__Description of the task__
Search the records below for the word "Budget". Pull out each line that has it.

— Begin Entries shown —

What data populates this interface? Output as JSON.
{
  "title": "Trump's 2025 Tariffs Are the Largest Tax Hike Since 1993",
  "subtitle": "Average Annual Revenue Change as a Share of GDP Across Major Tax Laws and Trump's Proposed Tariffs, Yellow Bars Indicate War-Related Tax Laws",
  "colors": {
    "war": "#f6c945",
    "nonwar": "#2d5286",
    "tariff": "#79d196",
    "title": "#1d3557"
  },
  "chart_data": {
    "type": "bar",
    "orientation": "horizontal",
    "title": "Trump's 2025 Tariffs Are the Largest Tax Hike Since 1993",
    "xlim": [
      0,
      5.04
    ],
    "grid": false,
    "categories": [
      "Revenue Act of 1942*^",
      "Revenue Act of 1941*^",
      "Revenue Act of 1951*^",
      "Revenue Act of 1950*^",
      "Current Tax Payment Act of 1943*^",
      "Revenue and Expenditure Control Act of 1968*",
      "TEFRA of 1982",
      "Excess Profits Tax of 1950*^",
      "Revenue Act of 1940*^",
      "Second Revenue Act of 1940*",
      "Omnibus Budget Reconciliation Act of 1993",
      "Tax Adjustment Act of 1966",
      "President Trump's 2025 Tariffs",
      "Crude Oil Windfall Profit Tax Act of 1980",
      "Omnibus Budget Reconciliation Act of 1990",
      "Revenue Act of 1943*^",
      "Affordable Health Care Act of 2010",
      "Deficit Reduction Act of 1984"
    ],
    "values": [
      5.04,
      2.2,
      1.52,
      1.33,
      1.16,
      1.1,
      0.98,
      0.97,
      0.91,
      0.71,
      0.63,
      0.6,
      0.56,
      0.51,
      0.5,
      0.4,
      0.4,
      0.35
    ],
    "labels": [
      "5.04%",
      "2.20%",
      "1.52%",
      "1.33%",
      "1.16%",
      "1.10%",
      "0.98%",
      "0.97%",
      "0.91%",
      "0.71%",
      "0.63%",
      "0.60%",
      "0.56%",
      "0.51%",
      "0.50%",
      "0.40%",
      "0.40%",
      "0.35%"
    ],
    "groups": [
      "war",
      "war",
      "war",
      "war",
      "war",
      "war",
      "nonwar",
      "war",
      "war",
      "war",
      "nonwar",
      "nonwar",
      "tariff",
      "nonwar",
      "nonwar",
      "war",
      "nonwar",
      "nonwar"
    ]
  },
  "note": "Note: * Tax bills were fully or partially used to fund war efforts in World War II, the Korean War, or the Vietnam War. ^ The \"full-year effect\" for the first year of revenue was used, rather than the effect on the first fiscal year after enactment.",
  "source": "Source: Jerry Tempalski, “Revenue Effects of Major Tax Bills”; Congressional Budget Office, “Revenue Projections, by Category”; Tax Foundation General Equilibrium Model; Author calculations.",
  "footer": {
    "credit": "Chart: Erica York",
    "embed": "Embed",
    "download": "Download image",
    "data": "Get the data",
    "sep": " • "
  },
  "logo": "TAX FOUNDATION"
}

— End Entries shown —

__Full response__
      "Omnibus Budget Reconciliation Act of 1993",
      "Omnibus Budget Reconciliation Act of 1990",
  "source": "Source: Jerry Tempalski, “Revenue Effects of Major Tax Bills”; Congressional Budget Office, “Revenue Projections, by Category”; Tax Foundation General Equilibrium Model; Author calculations.",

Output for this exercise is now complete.